Problem to solve -
Each line below is to be written out in full, exactly as shown.

++++++++++

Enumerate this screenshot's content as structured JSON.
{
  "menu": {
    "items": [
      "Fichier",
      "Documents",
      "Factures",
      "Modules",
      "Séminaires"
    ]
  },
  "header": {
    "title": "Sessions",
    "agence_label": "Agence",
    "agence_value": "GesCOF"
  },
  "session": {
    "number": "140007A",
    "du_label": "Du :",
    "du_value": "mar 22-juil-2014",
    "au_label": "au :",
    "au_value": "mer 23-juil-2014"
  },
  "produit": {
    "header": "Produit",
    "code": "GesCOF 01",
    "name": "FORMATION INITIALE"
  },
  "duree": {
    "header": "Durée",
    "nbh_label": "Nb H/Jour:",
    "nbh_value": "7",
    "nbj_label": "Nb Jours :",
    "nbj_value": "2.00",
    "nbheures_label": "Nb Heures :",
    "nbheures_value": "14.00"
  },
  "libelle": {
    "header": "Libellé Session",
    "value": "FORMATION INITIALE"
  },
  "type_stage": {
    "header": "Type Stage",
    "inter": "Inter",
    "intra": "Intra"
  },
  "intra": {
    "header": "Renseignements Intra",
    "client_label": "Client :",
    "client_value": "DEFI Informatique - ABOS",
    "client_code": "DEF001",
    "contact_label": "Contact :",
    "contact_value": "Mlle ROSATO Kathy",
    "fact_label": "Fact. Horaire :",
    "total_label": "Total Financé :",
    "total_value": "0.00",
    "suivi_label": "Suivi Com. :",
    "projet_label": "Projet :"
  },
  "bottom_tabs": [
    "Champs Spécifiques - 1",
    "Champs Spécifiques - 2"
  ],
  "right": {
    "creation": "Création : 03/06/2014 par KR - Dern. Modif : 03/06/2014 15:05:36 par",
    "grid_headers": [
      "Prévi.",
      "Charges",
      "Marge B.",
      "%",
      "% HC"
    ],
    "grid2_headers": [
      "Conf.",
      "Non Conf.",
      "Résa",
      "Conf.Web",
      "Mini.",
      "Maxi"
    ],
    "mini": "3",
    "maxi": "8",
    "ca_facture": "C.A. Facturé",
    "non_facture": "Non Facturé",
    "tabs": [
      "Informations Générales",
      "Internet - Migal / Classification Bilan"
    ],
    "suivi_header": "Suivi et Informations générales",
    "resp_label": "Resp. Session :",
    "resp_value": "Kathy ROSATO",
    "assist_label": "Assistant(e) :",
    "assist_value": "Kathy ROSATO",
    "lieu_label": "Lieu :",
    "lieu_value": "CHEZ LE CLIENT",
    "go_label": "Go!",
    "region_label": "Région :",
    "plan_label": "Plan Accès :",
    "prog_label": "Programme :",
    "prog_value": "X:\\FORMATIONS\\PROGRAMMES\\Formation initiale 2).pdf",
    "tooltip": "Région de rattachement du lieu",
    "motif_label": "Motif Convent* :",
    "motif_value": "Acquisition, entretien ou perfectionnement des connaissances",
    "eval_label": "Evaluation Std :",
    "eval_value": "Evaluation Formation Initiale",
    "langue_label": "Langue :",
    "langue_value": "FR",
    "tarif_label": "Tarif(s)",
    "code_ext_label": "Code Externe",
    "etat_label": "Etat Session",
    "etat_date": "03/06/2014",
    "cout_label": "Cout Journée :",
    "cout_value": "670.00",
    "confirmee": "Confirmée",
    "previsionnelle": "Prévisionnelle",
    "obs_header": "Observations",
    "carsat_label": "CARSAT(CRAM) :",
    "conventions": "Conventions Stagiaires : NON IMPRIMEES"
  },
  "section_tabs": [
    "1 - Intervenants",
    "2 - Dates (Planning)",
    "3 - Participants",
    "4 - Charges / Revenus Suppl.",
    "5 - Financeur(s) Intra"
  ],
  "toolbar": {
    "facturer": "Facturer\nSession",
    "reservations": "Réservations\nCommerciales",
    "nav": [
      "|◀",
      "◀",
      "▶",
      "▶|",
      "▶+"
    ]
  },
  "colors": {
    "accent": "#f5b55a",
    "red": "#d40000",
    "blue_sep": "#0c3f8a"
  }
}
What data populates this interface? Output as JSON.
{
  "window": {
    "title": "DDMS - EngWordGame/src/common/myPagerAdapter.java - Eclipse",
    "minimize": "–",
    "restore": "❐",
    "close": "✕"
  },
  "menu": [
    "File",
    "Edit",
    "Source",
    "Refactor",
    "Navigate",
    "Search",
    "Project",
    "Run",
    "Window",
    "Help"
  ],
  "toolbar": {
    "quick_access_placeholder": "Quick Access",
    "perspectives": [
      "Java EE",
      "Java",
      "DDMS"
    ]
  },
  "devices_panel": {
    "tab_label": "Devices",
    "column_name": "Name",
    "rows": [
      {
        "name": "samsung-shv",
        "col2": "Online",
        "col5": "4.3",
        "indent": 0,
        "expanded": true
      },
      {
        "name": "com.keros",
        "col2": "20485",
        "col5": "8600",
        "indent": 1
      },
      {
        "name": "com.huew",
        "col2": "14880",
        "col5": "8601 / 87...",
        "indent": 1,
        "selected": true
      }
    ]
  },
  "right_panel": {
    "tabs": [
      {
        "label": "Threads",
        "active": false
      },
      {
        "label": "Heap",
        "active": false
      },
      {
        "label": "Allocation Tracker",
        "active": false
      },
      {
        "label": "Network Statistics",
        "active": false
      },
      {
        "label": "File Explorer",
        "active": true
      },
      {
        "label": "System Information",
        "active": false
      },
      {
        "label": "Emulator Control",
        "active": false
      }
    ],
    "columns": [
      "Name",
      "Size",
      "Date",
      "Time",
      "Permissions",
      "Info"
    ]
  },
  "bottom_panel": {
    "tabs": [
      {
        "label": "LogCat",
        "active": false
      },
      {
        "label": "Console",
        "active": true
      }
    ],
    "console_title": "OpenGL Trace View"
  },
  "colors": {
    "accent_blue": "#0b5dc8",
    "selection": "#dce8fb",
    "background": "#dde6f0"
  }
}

++++++++++

Task response -
Enumerate this screenshot's content as structured JSON.
{
  "menu": {
    "items": [
      "Fichier",
      "Documents",
      "Factures",
      "Modules",
      "Séminaires"
    ]
  },
  "header": {
    "title": "Sessions",
    "agence_label": "Agence",
    "agence_value": "GesCOF"
  },
  "session": {
    "number": "140007A",
    "du_label": "Du :",
    "du_value": "mar 22-juil-2014",
    "au_label": "au :",
    "au_value": "mer 23-juil-2014"
  },
  "produit": {
    "header": "Produit",
    "code": "GesCOF 01",
    "name": "FORMATION INITIALE"
  },
  "duree": {
    "header": "Durée",
    "nbh_label": "Nb H/Jour:",
    "nbh_value": "7",
    "nbj_label": "Nb Jours :",
    "nbj_value": "2.00",
    "nbheures_label": "Nb Heures :",
    "nbheures_value": "14.00"
  },
  "libelle": {
    "header": "Libellé Session",
    "value": "FORMATION INITIALE"
  },
  "type_stage": {
    "header": "Type Stage",
    "inter": "Inter",
    "intra": "Intra"
  },
  "intra": {
    "header": "Renseignements Intra",
    "client_label": "Client :",
    "client_value": "DEFI Informatique - ABOS",
    "client_code": "DEF001",
    "contact_label": "Contact :",
    "contact_value": "Mlle ROSATO Kathy",
    "fact_label": "Fact. Horaire :",
    "total_label": "Total Financé :",
    "total_value": "0.00",
    "suivi_label": "Suivi Com. :",
    "projet_label": "Projet :"
  },
  "bottom_tabs": [
    "Champs Spécifiques - 1",
    "Champs Spécifiques - 2"
  ],
  "right": {
    "creation": "Création : 03/06/2014 par KR - Dern. Modif : 03/06/2014 15:05:36 par",
    "grid_headers": [
      "Prévi.",
      "Charges",
      "Marge B.",
      "%",
      "% HC"
    ],
    "grid2_headers": [
      "Conf.",
      "Non Conf.",
      "Résa",
      "Conf.Web",
      "Mini.",
      "Maxi"
    ],
    "mini": "3",
    "maxi": "8",
    "ca_facture": "C.A. Facturé",
    "non_facture": "Non Facturé",
    "tabs": [
      "Informations Générales",
      "Internet - Migal / Classification Bilan"
    ],
    "suivi_header": "Suivi et Informations générales",
    "resp_label": "Resp. Session :",
    "resp_value": "Kathy ROSATO",
    "assist_label": "Assistant(e) :",
    "assist_value": "Kathy ROSATO",
    "lieu_label": "Lieu :",
    "lieu_value": "CHEZ LE CLIENT",
    "go_label": "Go!",
    "region_label": "Région :",
    "plan_label": "Plan Accès :",
    "prog_label": "Programme :",
    "prog_value": "X:\\FORMATIONS\\PROGRAMMES\\Formation initiale 2).pdf",
    "tooltip": "Région de rattachement du lieu",
    "motif_label": "Motif Convent* :",
    "motif_value": "Acquisition, entretien ou perfectionnement des connaissances",
    "eval_label": "Evaluation Std :",
    "eval_value": "Evaluation Formation Initiale",
    "langue_label": "Langue :",
    "langue_value": "FR",
    "tarif_label": "Tarif(s)",
    "code_ext_label": "Code Externe",
    "etat_label": "Etat Session",
    "etat_date": "03/06/2014",
    "cout_label": "Cout Journée :",
    "cout_value": "670.00",
    "confirmee": "Confirmée",
    "previsionnelle": "Prévisionnelle",
    "obs_header": "Observations",
    "carsat_label": "CARSAT(CRAM) :",
    "conventions": "Conventions Stagiaires : NON IMPRIMEES"
  },
  "section_tabs": [
    "1 - Intervenants",
    "2 - Dates (Planning)",
    "3 - Participants",
    "4 - Charges / Revenus Suppl.",
    "5 - Financeur(s) Intra"
  ],
  "toolbar": {
    "facturer": "Facturer\nSession",
    "reservations": "Réservations\nCommerciales",
    "nav": [
      "|◀",
      "◀",
      "▶",
      "▶|",
      "▶+"
    ]
  },
  "colors": {
    "accent": "#f5b55a",
    "red": "#d40000",
    "blue_sep": "#0c3f8a"
  }
}
What data populates this interface? Output as JSON.
{
  "window": {
    "title": "DDMS - EngWordGame/src/common/myPagerAdapter.java - Eclipse",
    "minimize": "–",
    "restore": "❐",
    "close": "✕"
  },
  "menu": [
    "File",
    "Edit",
    "Source",
    "Refactor",
    "Navigate",
    "Search",
    "Project",
    "Run",
    "Window",
    "Help"
  ],
  "toolbar": {
    "quick_access_placeholder": "Quick Access",
    "perspectives": [
      "Java EE",
      "Java",
      "DDMS"
    ]
  },
  "devices_panel": {
    "tab_label": "Devices",
    "column_name": "Name",
    "rows": [
      {
        "name": "samsung-shv",
        "col2": "Online",
        "col5": "4.3",
        "indent": 0,
        "expanded": true
      },
      {
        "name": "com.keros",
        "col2": "20485",
        "col5": "8600",
        "indent": 1
      },
      {
        "name": "com.huew",
        "col2": "14880",
        "col5": "8601 / 87...",
        "indent": 1,
        "selected": true
      }
    ]
  },
  "right_panel": {
    "tabs": [
      {
        "label": "Threads",
        "active": false
      },
      {
        "label": "Heap",
        "active": false
      },
      {
        "label": "Allocation Tracker",
        "active": false
      },
      {
        "label": "Network Statistics",
        "active": false
      },
      {
        "label": "File Explorer",
        "active": true
      },
      {
        "label": "System Information",
        "active": false
      },
      {
        "label": "Emulator Control",
        "active": false
      }
    ],
    "columns": [
      "Name",
      "Size",
      "Date",
      "Time",
      "Permissions",
      "Info"
    ]
  },
  "bottom_panel": {
    "tabs": [
      {
        "label": "LogCat",
        "active": false
      },
      {
        "label": "Console",
        "active": true
      }
    ],
    "console_title": "OpenGL Trace View"
  },
  "colors": {
    "accent_blue": "#0b5dc8",
    "selection": "#dce8fb",
    "background": "#dde6f0"
  }
}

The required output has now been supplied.